-- PROBLEM STATEMENT --
In the data below, find every line that has the string "JSON", and copy it.

-- ENTRIES SUPPLIED --
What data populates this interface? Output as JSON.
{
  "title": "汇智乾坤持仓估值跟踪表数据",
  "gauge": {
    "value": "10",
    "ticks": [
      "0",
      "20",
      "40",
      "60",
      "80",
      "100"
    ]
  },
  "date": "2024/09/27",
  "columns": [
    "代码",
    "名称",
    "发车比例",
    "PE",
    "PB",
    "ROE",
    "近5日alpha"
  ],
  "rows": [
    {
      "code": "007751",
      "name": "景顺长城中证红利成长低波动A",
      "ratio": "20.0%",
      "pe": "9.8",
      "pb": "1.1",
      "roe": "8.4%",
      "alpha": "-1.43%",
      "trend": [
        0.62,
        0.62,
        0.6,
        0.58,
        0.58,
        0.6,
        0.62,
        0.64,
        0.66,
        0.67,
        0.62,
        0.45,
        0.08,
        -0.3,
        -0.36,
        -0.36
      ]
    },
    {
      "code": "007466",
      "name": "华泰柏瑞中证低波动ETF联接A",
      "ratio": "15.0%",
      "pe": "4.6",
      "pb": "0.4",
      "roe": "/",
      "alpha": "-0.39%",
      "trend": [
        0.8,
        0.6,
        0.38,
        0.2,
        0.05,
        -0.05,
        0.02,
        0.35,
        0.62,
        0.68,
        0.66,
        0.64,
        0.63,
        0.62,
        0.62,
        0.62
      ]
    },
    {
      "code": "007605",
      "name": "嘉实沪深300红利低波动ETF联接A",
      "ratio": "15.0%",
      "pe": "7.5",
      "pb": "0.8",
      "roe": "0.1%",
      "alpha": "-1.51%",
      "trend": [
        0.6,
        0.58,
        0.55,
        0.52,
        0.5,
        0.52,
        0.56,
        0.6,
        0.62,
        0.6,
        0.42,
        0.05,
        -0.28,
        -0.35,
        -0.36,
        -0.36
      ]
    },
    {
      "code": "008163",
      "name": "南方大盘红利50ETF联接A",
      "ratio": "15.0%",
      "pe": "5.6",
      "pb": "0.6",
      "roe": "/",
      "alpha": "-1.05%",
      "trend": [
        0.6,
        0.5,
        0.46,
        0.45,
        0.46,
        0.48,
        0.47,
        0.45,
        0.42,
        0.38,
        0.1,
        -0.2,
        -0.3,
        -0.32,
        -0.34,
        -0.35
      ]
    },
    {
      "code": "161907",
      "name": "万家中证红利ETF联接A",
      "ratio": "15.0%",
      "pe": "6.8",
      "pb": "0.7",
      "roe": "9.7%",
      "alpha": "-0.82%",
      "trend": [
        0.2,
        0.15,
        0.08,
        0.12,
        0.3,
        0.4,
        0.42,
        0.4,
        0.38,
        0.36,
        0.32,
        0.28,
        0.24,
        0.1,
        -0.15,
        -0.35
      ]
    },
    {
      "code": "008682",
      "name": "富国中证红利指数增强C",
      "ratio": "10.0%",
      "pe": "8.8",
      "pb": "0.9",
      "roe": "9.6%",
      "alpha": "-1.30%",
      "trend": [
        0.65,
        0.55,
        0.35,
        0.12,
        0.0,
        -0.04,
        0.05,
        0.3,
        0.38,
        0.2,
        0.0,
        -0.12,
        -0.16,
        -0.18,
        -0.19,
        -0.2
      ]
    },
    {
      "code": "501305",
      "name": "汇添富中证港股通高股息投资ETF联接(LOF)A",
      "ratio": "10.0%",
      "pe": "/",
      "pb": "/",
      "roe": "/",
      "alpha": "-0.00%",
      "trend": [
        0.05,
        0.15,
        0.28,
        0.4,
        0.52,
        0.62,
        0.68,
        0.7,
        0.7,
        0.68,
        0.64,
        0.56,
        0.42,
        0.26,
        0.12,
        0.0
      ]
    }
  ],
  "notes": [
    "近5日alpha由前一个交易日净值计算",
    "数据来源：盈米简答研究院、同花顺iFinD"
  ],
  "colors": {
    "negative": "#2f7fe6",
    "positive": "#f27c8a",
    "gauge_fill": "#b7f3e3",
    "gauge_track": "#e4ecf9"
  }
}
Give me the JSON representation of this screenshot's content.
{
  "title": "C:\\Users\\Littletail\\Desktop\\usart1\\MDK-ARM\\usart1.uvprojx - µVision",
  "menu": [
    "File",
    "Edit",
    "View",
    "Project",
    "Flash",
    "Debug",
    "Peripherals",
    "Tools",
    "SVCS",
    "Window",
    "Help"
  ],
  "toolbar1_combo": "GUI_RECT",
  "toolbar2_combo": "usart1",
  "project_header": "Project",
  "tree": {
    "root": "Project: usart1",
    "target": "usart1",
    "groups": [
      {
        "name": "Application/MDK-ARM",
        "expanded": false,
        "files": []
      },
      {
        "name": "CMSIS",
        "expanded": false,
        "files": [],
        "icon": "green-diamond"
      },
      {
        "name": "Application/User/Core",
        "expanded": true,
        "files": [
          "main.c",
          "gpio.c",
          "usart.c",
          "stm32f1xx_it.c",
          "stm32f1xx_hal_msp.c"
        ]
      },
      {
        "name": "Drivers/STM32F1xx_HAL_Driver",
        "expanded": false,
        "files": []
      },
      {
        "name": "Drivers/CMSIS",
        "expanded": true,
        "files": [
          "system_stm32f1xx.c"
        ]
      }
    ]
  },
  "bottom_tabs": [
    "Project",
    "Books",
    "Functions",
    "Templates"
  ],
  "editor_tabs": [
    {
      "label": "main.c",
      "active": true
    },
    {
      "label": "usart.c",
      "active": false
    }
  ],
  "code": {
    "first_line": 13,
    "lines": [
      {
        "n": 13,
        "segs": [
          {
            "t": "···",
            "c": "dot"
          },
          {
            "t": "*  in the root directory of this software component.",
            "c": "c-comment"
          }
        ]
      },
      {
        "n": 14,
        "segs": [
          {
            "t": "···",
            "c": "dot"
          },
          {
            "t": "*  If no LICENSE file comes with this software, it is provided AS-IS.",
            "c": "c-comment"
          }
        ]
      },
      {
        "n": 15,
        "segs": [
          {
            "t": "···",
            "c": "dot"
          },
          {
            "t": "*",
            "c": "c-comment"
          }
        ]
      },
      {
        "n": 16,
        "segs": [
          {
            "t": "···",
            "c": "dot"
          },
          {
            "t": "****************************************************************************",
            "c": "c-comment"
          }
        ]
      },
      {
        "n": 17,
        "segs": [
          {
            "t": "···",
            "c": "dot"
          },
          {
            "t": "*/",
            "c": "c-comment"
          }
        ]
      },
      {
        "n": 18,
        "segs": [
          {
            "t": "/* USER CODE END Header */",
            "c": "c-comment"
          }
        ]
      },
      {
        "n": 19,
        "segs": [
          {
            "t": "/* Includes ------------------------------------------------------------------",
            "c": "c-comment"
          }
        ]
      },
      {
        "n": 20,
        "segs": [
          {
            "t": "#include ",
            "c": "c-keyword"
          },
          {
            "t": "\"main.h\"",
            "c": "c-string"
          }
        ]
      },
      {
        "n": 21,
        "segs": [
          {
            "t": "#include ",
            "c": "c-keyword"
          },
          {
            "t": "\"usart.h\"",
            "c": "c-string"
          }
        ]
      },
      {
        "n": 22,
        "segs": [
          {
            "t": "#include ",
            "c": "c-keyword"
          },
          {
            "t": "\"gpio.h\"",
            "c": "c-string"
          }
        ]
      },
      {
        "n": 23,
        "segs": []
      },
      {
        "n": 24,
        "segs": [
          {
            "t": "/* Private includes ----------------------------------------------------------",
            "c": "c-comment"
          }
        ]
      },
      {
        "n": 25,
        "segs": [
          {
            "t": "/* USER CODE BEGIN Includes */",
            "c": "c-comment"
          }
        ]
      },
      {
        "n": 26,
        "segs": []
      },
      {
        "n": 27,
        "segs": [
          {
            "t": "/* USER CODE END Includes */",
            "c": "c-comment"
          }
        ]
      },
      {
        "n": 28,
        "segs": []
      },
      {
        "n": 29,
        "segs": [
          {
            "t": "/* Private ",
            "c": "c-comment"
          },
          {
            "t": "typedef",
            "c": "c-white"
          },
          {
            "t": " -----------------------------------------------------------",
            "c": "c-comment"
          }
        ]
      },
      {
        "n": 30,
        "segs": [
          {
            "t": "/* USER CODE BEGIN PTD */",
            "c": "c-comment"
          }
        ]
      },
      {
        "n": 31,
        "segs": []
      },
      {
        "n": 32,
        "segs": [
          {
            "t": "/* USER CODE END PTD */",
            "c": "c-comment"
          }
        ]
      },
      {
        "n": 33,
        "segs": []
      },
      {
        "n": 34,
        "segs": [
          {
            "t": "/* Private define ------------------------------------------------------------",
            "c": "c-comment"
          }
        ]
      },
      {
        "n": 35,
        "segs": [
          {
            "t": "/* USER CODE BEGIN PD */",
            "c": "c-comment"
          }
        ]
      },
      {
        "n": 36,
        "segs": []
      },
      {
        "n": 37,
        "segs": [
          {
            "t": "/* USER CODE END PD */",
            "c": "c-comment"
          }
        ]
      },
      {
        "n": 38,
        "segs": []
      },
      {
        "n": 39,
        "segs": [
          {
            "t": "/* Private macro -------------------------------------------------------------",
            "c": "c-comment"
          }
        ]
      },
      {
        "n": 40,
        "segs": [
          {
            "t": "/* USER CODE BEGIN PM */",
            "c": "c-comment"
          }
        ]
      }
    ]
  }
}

-- IN RESPONSE --
What data populates this interface? Output as JSON.
Give me the JSON representation of this screenshot's content.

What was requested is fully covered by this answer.